> **Task goal**
Search the material below for the string "accession" and list each line that holds it.

> **Given records**
· · · · · · ·
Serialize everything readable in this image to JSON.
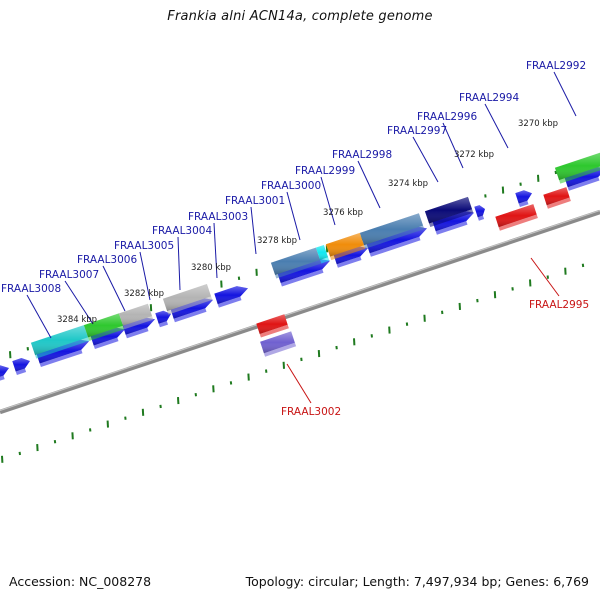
{
  "title": "Frankia alni ACN14a, complete genome",
  "footer": {
    "accession": "Accession: NC_008278",
    "summary": "Topology: circular; Length: 7,497,934 bp; Genes: 6,769"
  },
  "colors": {
    "backbone": "#8a8a8a",
    "tick": "#1f7a1f",
    "forward_label": "#1a1aa6",
    "reverse_label": "#c81414",
    "cds": "#1414e0",
    "reverse_gene": "#e01414"
  },
  "scale_labels": [
    "3284 kbp",
    "3282 kbp",
    "3280 kbp",
    "3278 kbp",
    "3276 kbp",
    "3274 kbp",
    "3272 kbp",
    "3270 kbp"
  ],
  "forward_genes": [
    {
      "label": "FRAAL3008",
      "color": "#1fc8c8"
    },
    {
      "label": "FRAAL3007",
      "color": "#2ec82e"
    },
    {
      "label": "FRAAL3006",
      "color": "#b4b4b4"
    },
    {
      "label": "FRAAL3005",
      "color": "#1414e0"
    },
    {
      "label": "FRAAL3004",
      "color": "#b4b4b4"
    },
    {
      "label": "FRAAL3003",
      "color": "#1414e0"
    },
    {
      "label": "FRAAL3001",
      "color": "#4a7eb0"
    },
    {
      "label": "FRAAL3000",
      "color": "#12e8f0"
    },
    {
      "label": "FRAAL2999",
      "color": "#f08c0a"
    },
    {
      "label": "FRAAL2998",
      "color": "#4a7eb0"
    },
    {
      "label": "FRAAL2997",
      "color": "#0a0a78"
    },
    {
      "label": "FRAAL2996",
      "color": "#1414e0"
    },
    {
      "label": "FRAAL2994",
      "color": "#1414e0"
    },
    {
      "label": "FRAAL2992",
      "color": "#2ec82e"
    }
  ],
  "reverse_genes": [
    {
      "label": "FRAAL3002",
      "color": "#7060d0"
    },
    {
      "label": "FRAAL2995",
      "color": "#e01414"
    }
  ]
}
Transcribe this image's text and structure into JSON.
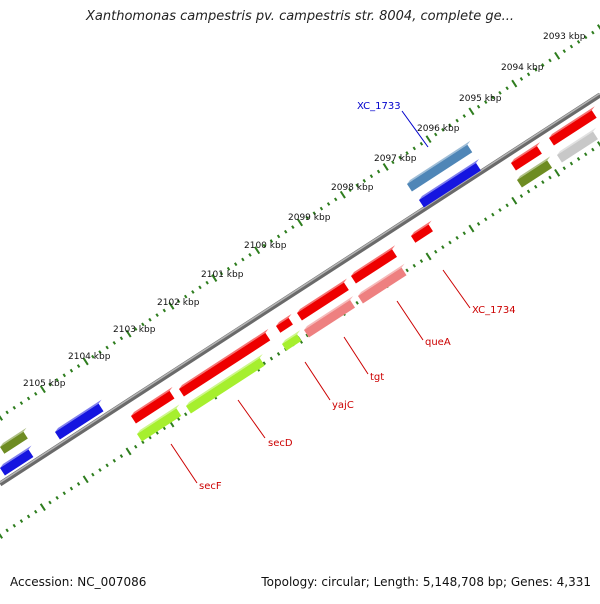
{
  "title": "Xanthomonas campestris pv. campestris str. 8004, complete ge...",
  "footer": {
    "accession": "Accession: NC_007086",
    "summary": "Topology: circular; Length: 5,148,708 bp; Genes: 4,331"
  },
  "scale_labels": [
    "2093 kbp",
    "2094 kbp",
    "2095 kbp",
    "2096 kbp",
    "2097 kbp",
    "2098 kbp",
    "2099 kbp",
    "2100 kbp",
    "2101 kbp",
    "2102 kbp",
    "2103 kbp",
    "2104 kbp",
    "2105 kbp"
  ],
  "gene_labels": [
    {
      "name": "XC_1733",
      "color": "#0000cc"
    },
    {
      "name": "XC_1734",
      "color": "#cc0000"
    },
    {
      "name": "queA",
      "color": "#cc0000"
    },
    {
      "name": "tgt",
      "color": "#cc0000"
    },
    {
      "name": "yajC",
      "color": "#cc0000"
    },
    {
      "name": "secD",
      "color": "#cc0000"
    },
    {
      "name": "secF",
      "color": "#cc0000"
    }
  ],
  "colors": {
    "backbone": "#8c8c8c",
    "tick_green": "#2e7d1e",
    "forward_cds": "#ee0000",
    "forward_gene_light": "#ee8080",
    "lime_gene": "#a6ef2e",
    "olive_gene": "#6e8c22",
    "blue_gene": "#1515e0",
    "steelblue_gene": "#4f86b7",
    "grey_gene": "#c8c8c8"
  }
}
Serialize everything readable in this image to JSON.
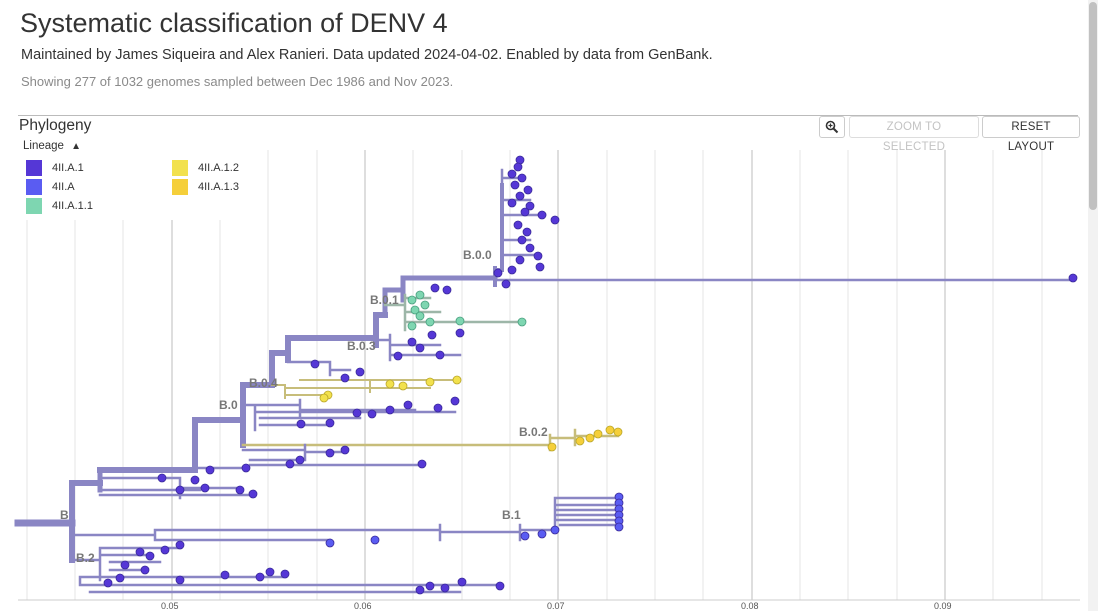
{
  "header": {
    "title": "Systematic classification of DENV 4",
    "byline": "Maintained by James Siqueira and Alex Ranieri. Data updated 2024-04-02. Enabled by data from GenBank.",
    "counts": "Showing 277 of 1032 genomes sampled between Dec 1986 and Nov 2023."
  },
  "panel": {
    "title": "Phylogeny",
    "zoom_in_icon": "magnifier-plus-icon",
    "zoom_selected_label": "ZOOM TO SELECTED",
    "reset_layout_label": "RESET LAYOUT"
  },
  "legend": {
    "toggle_label": "Lineage",
    "items": [
      {
        "label": "4II.A.1",
        "color": "#5537d6"
      },
      {
        "label": "4II.A",
        "color": "#5a5cf2"
      },
      {
        "label": "4II.A.1.1",
        "color": "#7ed6b1"
      },
      {
        "label": "4II.A.1.2",
        "color": "#f2e14d"
      },
      {
        "label": "4II.A.1.3",
        "color": "#f5cf3a"
      }
    ]
  },
  "tree": {
    "axis_ticks": [
      "0.05",
      "0.06",
      "0.07",
      "0.08",
      "0.09"
    ],
    "branch_color": "#8a86c4",
    "clade_labels": [
      "B.0.0",
      "B.0.1",
      "B.0.3",
      "B.0.4",
      "B.0",
      "B.0.2",
      "B",
      "B.1",
      "B.2"
    ]
  }
}
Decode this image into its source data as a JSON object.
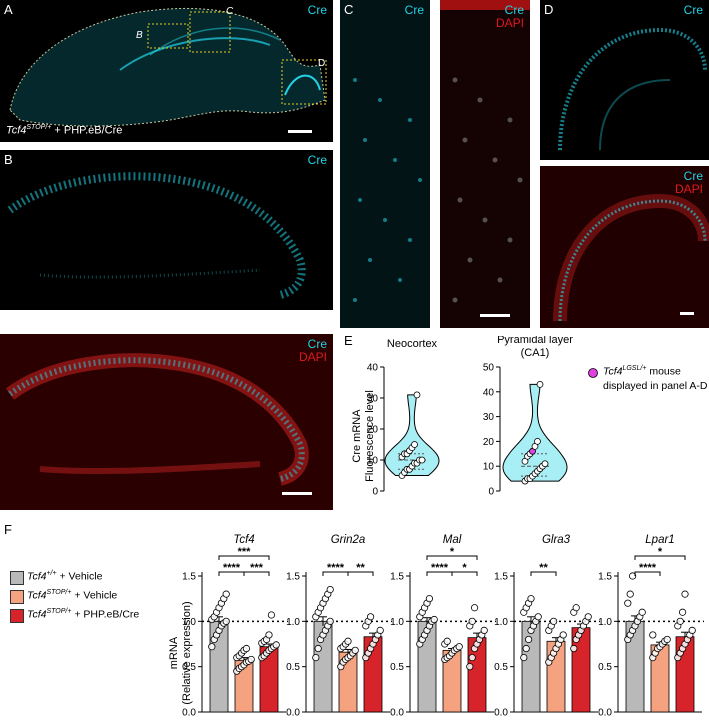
{
  "panels": {
    "A": {
      "letter": "A",
      "channel": "Cre",
      "region_b": "B",
      "region_c": "C",
      "region_d": "D",
      "caption_gene": "Tcf4",
      "caption_sup": "STOP/+",
      "caption_rest": " + PHP.eB/Cre"
    },
    "B": {
      "letter": "B",
      "top_channel": "Cre",
      "bottom_channel_1": "Cre",
      "bottom_channel_2": "DAPI"
    },
    "C": {
      "letter": "C",
      "left_channel": "Cre",
      "right_channel_1": "Cre",
      "right_channel_2": "DAPI"
    },
    "D": {
      "letter": "D",
      "top_channel": "Cre",
      "bottom_channel_1": "Cre",
      "bottom_channel_2": "DAPI"
    },
    "E": {
      "letter": "E",
      "ylabel_line1": "Cre mRNA",
      "ylabel_line2": "Fluorescence level",
      "legend_gene": "Tcf4",
      "legend_sup": "LGSL/+",
      "legend_rest": " mouse",
      "legend_line2": "displayed in panel A-D"
    },
    "F": {
      "letter": "F",
      "ylabel_line1": "mRNA",
      "ylabel_line2": "(Relative expression)"
    }
  },
  "colors": {
    "cre": "#22d3e6",
    "dapi": "#e0191f",
    "vehicle_wt": "#b9b9b9",
    "vehicle_stop": "#f4a27f",
    "phpeb": "#d7242a",
    "highlight": "#e040e0",
    "violin_fill": "#a8eef5"
  },
  "legend": [
    {
      "gene": "Tcf4",
      "sup": "+/+",
      "rest": " + Vehicle",
      "color": "#b9b9b9"
    },
    {
      "gene": "Tcf4",
      "sup": "STOP/+",
      "rest": " + Vehicle",
      "color": "#f4a27f"
    },
    {
      "gene": "Tcf4",
      "sup": "STOP/+",
      "rest": " + PHP.eB/Cre",
      "color": "#d7242a"
    }
  ],
  "chart_data": [
    {
      "type": "violin",
      "title": "Neocortex",
      "ylabel": "Cre mRNA Fluorescence level",
      "ylim": [
        0,
        40
      ],
      "yticks": [
        "0",
        "10",
        "20",
        "30",
        "40"
      ],
      "points": [
        5,
        6,
        7,
        7,
        8,
        9,
        9,
        10,
        10,
        11,
        12,
        12,
        13,
        14,
        15,
        31
      ]
    },
    {
      "type": "violin",
      "title": "Pyramidal layer",
      "subtitle": "(CA1)",
      "ylim": [
        0,
        50
      ],
      "yticks": [
        "0",
        "10",
        "20",
        "30",
        "40",
        "50"
      ],
      "points": [
        4,
        5,
        5,
        6,
        7,
        8,
        9,
        10,
        11,
        12,
        14,
        15,
        16,
        18,
        20,
        43
      ],
      "highlight_point": 16
    },
    {
      "type": "bar",
      "gene": "Tcf4",
      "ylim": [
        0,
        1.5
      ],
      "yticks": [
        "0.0",
        "0.5",
        "1.0",
        "1.5"
      ],
      "categories": [
        "Tcf4+/+ + Vehicle",
        "Tcf4STOP/+ + Vehicle",
        "Tcf4STOP/+ + PHP.eB/Cre"
      ],
      "values": [
        1.0,
        0.57,
        0.72
      ],
      "errors": [
        0.05,
        0.03,
        0.03
      ],
      "points": [
        [
          0.72,
          0.8,
          0.85,
          0.9,
          0.95,
          0.98,
          1.0,
          1.02,
          1.05,
          1.1,
          1.15,
          1.2,
          1.25,
          1.3
        ],
        [
          0.45,
          0.48,
          0.5,
          0.52,
          0.55,
          0.56,
          0.58,
          0.6,
          0.62,
          0.65,
          0.68,
          0.7
        ],
        [
          0.6,
          0.62,
          0.65,
          0.68,
          0.7,
          0.72,
          0.74,
          0.76,
          0.78,
          0.8,
          0.85,
          1.07
        ]
      ],
      "sig": [
        {
          "from": 0,
          "to": 1,
          "label": "****",
          "level": 0
        },
        {
          "from": 1,
          "to": 2,
          "label": "***",
          "level": 0
        },
        {
          "from": 0,
          "to": 2,
          "label": "***",
          "level": 1
        }
      ]
    },
    {
      "type": "bar",
      "gene": "Grin2a",
      "ylim": [
        0,
        1.5
      ],
      "yticks": [
        "0.0",
        "0.5",
        "1.0",
        "1.5"
      ],
      "categories": [
        "Tcf4+/+ + Vehicle",
        "Tcf4STOP/+ + Vehicle",
        "Tcf4STOP/+ + PHP.eB/Cre"
      ],
      "values": [
        1.0,
        0.66,
        0.83
      ],
      "errors": [
        0.05,
        0.03,
        0.04
      ],
      "points": [
        [
          0.6,
          0.7,
          0.8,
          0.85,
          0.9,
          0.95,
          1.0,
          1.05,
          1.1,
          1.15,
          1.2,
          1.25,
          1.3,
          1.35
        ],
        [
          0.5,
          0.55,
          0.58,
          0.6,
          0.62,
          0.65,
          0.68,
          0.7,
          0.72,
          0.75,
          0.78
        ],
        [
          0.6,
          0.65,
          0.7,
          0.75,
          0.8,
          0.85,
          0.9,
          0.95,
          1.0,
          1.05
        ]
      ],
      "sig": [
        {
          "from": 0,
          "to": 1,
          "label": "****",
          "level": 0
        },
        {
          "from": 1,
          "to": 2,
          "label": "**",
          "level": 0
        }
      ]
    },
    {
      "type": "bar",
      "gene": "Mal",
      "ylim": [
        0,
        1.5
      ],
      "yticks": [
        "0.0",
        "0.5",
        "1.0",
        "1.5"
      ],
      "categories": [
        "Tcf4+/+ + Vehicle",
        "Tcf4STOP/+ + Vehicle",
        "Tcf4STOP/+ + PHP.eB/Cre"
      ],
      "values": [
        1.0,
        0.68,
        0.82
      ],
      "errors": [
        0.04,
        0.02,
        0.05
      ],
      "points": [
        [
          0.75,
          0.8,
          0.85,
          0.9,
          0.95,
          1.0,
          1.02,
          1.05,
          1.1,
          1.15,
          1.2,
          1.25
        ],
        [
          0.58,
          0.6,
          0.62,
          0.65,
          0.68,
          0.7,
          0.72,
          0.75,
          0.78
        ],
        [
          0.5,
          0.6,
          0.7,
          0.75,
          0.8,
          0.85,
          0.9,
          0.95,
          1.0,
          1.15
        ]
      ],
      "sig": [
        {
          "from": 0,
          "to": 1,
          "label": "****",
          "level": 0
        },
        {
          "from": 1,
          "to": 2,
          "label": "*",
          "level": 0
        },
        {
          "from": 0,
          "to": 2,
          "label": "*",
          "level": 1
        }
      ]
    },
    {
      "type": "bar",
      "gene": "Glra3",
      "ylim": [
        0,
        1.5
      ],
      "yticks": [
        "0.0",
        "0.5",
        "1.0",
        "1.5"
      ],
      "categories": [
        "Tcf4+/+ + Vehicle",
        "Tcf4STOP/+ + Vehicle",
        "Tcf4STOP/+ + PHP.eB/Cre"
      ],
      "values": [
        1.0,
        0.78,
        0.93
      ],
      "errors": [
        0.05,
        0.04,
        0.04
      ],
      "points": [
        [
          0.6,
          0.7,
          0.8,
          0.9,
          0.95,
          1.0,
          1.05,
          1.1,
          1.15,
          1.2,
          1.25
        ],
        [
          0.55,
          0.6,
          0.65,
          0.7,
          0.75,
          0.8,
          0.85,
          0.9,
          0.95,
          1.0
        ],
        [
          0.7,
          0.8,
          0.85,
          0.9,
          0.95,
          1.0,
          1.05,
          1.1,
          1.15
        ]
      ],
      "sig": [
        {
          "from": 0,
          "to": 1,
          "label": "**",
          "level": 0
        }
      ]
    },
    {
      "type": "bar",
      "gene": "Lpar1",
      "ylim": [
        0,
        1.5
      ],
      "yticks": [
        "0.0",
        "0.5",
        "1.0",
        "1.5"
      ],
      "categories": [
        "Tcf4+/+ + Vehicle",
        "Tcf4STOP/+ + Vehicle",
        "Tcf4STOP/+ + PHP.eB/Cre"
      ],
      "values": [
        1.0,
        0.74,
        0.83
      ],
      "errors": [
        0.06,
        0.03,
        0.05
      ],
      "points": [
        [
          0.8,
          0.85,
          0.9,
          0.95,
          1.0,
          1.05,
          1.1,
          1.2,
          1.3,
          1.5
        ],
        [
          0.6,
          0.65,
          0.7,
          0.72,
          0.75,
          0.78,
          0.8,
          0.85
        ],
        [
          0.6,
          0.65,
          0.7,
          0.75,
          0.8,
          0.85,
          0.9,
          0.95,
          1.0,
          1.1,
          1.3
        ]
      ],
      "sig": [
        {
          "from": 0,
          "to": 1,
          "label": "****",
          "level": 0
        },
        {
          "from": 0,
          "to": 2,
          "label": "*",
          "level": 1
        }
      ]
    }
  ]
}
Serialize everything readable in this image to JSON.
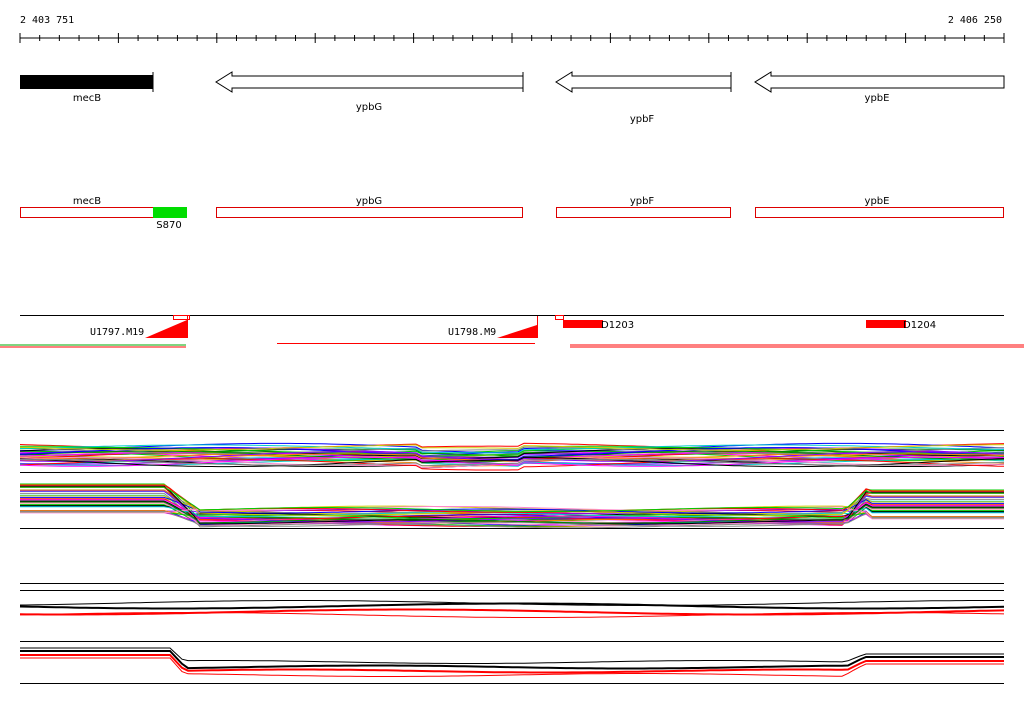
{
  "ruler": {
    "start_label": "2 403 751",
    "end_label": "2 406 250",
    "start": 2403751,
    "end": 2406250
  },
  "genes": [
    {
      "name": "mecB",
      "strand": "+",
      "style": "filled"
    },
    {
      "name": "ypbG",
      "strand": "-",
      "style": "open"
    },
    {
      "name": "ypbF",
      "strand": "-",
      "style": "open"
    },
    {
      "name": "ypbE",
      "strand": "-",
      "style": "open"
    }
  ],
  "annotations": [
    {
      "name": "mecB"
    },
    {
      "name": "ypbG"
    },
    {
      "name": "ypbF"
    },
    {
      "name": "ypbE"
    },
    {
      "name": "S870",
      "color": "#00dd00"
    }
  ],
  "features": [
    {
      "name": "U1797.M19",
      "type": "upstream"
    },
    {
      "name": "U1798.M9",
      "type": "upstream"
    },
    {
      "name": "D1203",
      "type": "downstream"
    },
    {
      "name": "D1204",
      "type": "downstream"
    }
  ],
  "colors": {
    "gene_fill": "#000000",
    "annotation_border": "#dd0000",
    "feature": "#ff0000",
    "highlight": "#00dd00",
    "trace_palette": [
      "#ff0000",
      "#00cc00",
      "#0000ff",
      "#ff00ff",
      "#00cccc",
      "#cccc00",
      "#ff8800",
      "#8800ff",
      "#000000",
      "#888888",
      "#ff88cc",
      "#008800"
    ]
  }
}
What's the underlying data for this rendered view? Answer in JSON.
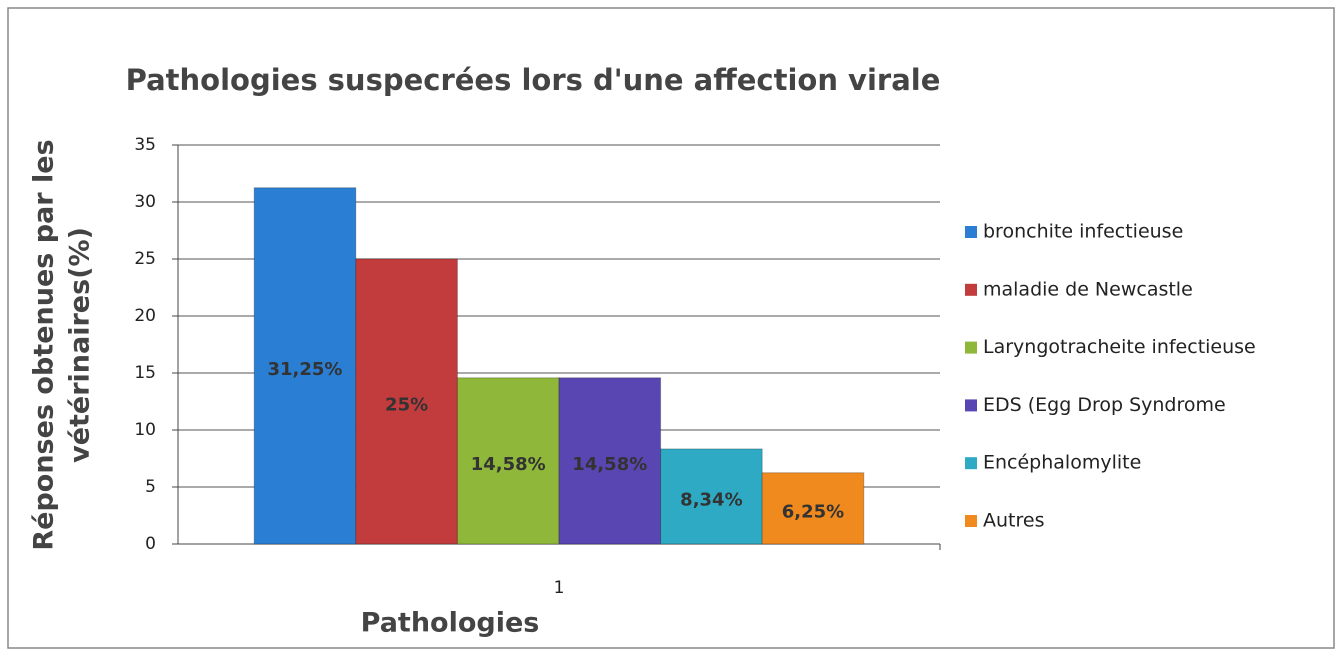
{
  "chart_data": {
    "type": "bar",
    "title": "Pathologies suspecrées lors d'une affection virale",
    "xlabel": "Pathologies",
    "ylabel": [
      "Réponses obtenues par les",
      "vétérinaires(%)"
    ],
    "categories": [
      "1"
    ],
    "series": [
      {
        "name": "bronchite infectieuse",
        "color": "#2a7fd4",
        "values": [
          31.25
        ],
        "value_labels": [
          "31,25%"
        ]
      },
      {
        "name": "maladie de Newcastle",
        "color": "#c23b3d",
        "values": [
          25
        ],
        "value_labels": [
          "25%"
        ]
      },
      {
        "name": "Laryngotracheite infectieuse",
        "color": "#8fb83a",
        "values": [
          14.58
        ],
        "value_labels": [
          "14,58%"
        ]
      },
      {
        "name": "EDS (Egg Drop Syndrome",
        "color": "#5a46b2",
        "values": [
          14.58
        ],
        "value_labels": [
          "14,58%"
        ]
      },
      {
        "name": "Encéphalomylite",
        "color": "#2eaac4",
        "values": [
          8.34
        ],
        "value_labels": [
          "8,34%"
        ]
      },
      {
        "name": "Autres",
        "color": "#f08a1e",
        "values": [
          6.25
        ],
        "value_labels": [
          "6,25%"
        ]
      }
    ],
    "ylim": [
      0,
      35
    ],
    "yticks": [
      0,
      5,
      10,
      15,
      20,
      25,
      30,
      35
    ],
    "grid": true,
    "legend": "right"
  }
}
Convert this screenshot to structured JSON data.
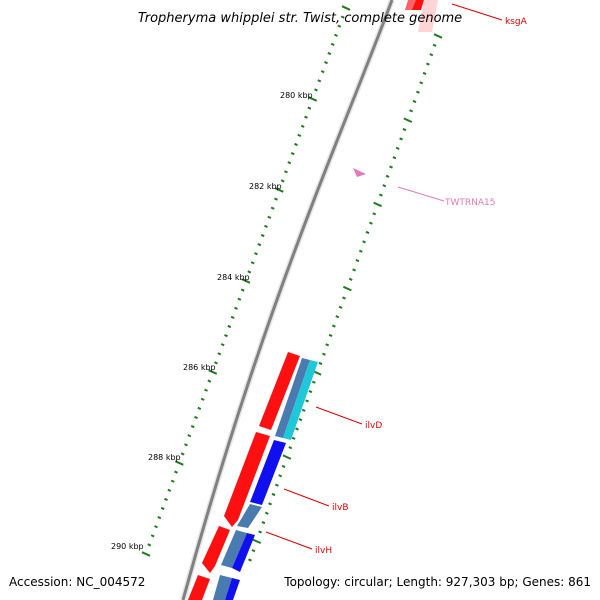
· · · · · · ·
> **Output below**
    "accession": "Accession: NC_008278",
    "accession": "Accession: NC_007086",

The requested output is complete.